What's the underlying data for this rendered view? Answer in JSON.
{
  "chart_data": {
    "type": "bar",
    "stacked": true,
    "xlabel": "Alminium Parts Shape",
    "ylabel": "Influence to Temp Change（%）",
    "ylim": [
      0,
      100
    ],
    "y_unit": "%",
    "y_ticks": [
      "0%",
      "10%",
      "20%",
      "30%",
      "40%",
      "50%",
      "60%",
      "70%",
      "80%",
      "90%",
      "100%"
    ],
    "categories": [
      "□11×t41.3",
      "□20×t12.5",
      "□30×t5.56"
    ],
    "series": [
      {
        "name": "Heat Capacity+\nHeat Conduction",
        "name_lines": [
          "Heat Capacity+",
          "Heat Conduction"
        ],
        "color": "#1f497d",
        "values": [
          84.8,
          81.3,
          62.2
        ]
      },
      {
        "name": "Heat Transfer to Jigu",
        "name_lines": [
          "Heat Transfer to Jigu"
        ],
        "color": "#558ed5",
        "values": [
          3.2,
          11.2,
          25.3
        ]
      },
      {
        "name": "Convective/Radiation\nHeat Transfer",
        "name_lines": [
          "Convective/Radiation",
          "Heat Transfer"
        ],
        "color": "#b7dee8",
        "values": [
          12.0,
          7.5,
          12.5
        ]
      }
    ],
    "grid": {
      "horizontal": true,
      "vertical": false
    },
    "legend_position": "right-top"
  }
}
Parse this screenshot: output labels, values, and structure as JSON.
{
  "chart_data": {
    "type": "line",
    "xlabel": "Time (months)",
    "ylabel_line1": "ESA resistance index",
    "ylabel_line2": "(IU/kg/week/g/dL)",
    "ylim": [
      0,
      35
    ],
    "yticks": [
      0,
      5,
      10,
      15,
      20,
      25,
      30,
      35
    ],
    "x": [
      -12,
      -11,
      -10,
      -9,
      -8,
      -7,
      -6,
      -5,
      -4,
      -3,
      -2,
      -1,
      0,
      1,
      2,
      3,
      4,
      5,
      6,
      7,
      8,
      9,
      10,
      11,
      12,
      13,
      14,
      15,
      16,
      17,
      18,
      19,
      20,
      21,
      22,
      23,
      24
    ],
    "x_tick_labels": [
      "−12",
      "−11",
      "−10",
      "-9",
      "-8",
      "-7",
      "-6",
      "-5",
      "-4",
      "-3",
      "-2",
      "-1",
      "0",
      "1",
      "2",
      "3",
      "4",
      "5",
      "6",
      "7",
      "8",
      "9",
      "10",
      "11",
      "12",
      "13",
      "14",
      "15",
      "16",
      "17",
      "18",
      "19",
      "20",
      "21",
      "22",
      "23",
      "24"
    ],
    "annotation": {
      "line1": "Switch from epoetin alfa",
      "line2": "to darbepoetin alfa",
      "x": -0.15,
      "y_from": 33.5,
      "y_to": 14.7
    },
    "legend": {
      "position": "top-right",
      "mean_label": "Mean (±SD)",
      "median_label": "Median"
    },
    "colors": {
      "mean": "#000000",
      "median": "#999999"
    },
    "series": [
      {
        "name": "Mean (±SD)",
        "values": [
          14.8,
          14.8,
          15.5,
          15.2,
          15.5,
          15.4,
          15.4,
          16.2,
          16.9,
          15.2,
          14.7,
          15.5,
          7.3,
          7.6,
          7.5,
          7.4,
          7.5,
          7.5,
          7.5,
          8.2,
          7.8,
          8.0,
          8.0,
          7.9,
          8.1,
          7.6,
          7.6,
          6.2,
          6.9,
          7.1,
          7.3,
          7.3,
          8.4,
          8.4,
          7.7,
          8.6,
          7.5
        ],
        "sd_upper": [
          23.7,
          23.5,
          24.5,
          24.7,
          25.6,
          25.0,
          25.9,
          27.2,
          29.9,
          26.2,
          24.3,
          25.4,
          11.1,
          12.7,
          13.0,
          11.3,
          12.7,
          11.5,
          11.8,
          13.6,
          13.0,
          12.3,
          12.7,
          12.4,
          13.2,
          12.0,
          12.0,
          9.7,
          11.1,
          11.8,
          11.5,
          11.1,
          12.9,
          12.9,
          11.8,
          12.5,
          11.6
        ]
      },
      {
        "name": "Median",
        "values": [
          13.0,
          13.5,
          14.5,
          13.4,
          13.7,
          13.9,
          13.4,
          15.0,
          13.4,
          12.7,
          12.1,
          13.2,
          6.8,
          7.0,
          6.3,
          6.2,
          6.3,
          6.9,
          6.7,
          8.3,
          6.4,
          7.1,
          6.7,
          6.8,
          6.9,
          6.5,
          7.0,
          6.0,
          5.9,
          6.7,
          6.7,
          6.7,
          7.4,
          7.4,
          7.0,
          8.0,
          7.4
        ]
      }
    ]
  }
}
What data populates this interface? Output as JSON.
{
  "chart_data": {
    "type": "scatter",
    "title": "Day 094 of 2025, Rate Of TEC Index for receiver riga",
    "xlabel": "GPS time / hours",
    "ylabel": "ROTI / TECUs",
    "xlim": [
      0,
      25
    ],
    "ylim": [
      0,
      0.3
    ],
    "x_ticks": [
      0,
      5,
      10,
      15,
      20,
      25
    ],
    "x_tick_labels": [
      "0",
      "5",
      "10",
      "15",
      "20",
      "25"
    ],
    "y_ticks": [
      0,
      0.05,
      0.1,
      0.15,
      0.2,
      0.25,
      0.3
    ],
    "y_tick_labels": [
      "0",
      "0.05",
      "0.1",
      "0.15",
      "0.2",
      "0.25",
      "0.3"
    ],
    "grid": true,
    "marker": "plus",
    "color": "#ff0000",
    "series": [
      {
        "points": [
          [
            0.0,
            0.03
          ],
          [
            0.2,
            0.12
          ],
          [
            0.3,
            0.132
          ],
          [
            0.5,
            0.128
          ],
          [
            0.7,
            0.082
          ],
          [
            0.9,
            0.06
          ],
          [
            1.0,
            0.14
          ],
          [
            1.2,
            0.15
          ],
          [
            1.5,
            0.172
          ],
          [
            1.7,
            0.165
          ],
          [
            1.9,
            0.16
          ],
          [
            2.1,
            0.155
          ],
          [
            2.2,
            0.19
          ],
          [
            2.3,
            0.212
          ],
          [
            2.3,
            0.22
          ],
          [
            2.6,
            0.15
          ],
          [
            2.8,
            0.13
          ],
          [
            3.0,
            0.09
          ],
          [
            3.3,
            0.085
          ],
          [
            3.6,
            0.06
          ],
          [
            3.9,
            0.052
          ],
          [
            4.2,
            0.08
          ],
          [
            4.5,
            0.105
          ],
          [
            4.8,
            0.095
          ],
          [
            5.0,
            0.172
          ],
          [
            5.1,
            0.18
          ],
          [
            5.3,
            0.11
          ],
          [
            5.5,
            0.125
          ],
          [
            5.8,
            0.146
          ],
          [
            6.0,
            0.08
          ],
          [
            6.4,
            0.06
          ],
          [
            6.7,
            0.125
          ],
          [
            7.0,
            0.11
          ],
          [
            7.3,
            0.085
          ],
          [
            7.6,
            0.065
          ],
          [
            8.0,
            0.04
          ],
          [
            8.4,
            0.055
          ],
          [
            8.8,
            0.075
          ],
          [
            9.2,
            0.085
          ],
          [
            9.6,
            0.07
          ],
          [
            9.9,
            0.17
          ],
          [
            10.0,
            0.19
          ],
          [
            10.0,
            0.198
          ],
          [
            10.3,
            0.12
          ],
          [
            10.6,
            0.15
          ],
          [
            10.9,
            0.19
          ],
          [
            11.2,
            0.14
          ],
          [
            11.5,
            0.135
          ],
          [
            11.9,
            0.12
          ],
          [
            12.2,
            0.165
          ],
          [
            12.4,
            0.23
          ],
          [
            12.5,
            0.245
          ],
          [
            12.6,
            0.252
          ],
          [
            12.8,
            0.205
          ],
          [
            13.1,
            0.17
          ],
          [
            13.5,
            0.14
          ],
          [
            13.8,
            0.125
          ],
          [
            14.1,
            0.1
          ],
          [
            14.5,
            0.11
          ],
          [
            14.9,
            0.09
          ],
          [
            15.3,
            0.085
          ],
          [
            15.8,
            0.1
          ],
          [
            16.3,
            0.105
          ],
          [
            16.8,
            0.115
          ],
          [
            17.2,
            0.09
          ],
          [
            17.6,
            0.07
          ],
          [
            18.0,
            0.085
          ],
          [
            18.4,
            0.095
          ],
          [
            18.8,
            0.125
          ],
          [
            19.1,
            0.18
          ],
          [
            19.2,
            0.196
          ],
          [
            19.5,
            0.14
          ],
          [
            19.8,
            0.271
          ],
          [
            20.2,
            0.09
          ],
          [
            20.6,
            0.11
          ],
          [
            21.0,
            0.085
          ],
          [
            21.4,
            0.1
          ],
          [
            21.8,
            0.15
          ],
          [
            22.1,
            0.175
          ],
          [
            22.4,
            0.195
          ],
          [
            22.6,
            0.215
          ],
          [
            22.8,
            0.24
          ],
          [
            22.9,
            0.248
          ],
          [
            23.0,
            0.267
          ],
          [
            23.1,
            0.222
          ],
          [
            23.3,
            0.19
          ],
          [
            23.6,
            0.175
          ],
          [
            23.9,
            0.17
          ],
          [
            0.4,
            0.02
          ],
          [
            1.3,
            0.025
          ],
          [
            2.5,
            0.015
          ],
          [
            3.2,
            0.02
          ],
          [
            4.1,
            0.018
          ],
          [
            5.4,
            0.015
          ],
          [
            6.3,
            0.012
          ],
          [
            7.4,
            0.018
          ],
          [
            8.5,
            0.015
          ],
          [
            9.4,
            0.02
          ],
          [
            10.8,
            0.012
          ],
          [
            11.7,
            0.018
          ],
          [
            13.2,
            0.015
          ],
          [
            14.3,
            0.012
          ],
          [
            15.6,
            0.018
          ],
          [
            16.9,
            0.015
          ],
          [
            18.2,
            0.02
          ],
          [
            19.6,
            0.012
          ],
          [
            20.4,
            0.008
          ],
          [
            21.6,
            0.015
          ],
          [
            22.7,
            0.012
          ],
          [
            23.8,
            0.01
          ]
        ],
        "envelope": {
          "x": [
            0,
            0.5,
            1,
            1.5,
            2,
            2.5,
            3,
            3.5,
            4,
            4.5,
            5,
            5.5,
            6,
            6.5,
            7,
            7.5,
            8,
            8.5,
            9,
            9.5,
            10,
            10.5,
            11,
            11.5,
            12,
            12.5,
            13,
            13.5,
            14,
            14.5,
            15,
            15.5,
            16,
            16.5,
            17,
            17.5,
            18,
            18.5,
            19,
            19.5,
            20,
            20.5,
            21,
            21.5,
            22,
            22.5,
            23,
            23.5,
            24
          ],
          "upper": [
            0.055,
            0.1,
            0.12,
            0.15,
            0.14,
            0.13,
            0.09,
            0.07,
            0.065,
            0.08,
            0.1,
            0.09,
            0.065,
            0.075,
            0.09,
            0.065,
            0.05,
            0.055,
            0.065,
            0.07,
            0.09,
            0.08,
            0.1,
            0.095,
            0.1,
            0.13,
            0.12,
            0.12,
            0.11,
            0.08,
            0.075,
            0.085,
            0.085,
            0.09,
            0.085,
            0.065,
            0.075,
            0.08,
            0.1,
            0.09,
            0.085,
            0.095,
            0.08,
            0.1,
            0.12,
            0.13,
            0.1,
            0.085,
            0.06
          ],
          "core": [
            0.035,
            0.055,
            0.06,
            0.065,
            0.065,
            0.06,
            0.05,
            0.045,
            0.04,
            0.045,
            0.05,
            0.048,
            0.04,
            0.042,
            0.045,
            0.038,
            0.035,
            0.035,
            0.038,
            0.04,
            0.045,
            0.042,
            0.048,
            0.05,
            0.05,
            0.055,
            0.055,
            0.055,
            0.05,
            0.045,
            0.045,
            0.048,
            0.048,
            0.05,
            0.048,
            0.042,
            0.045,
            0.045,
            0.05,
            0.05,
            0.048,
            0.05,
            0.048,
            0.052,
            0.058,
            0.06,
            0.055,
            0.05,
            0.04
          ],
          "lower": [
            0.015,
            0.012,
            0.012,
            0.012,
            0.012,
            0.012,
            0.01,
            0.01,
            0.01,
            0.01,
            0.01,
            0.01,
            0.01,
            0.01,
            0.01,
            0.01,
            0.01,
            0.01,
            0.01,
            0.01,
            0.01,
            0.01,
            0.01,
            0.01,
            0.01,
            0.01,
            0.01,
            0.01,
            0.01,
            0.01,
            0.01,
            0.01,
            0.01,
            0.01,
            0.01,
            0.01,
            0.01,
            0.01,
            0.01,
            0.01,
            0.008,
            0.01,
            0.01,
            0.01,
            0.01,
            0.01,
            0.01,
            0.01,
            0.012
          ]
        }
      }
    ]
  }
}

_WHAT TO WORK ON_
Search the data above for lines holding "Transfer" and copy each of them.

_TASK RESPONSE_
        "name": "Heat Transfer to Jigu",
          "Heat Transfer to Jigu"
        "name": "Convective/Radiation\nHeat Transfer",
          "Heat Transfer"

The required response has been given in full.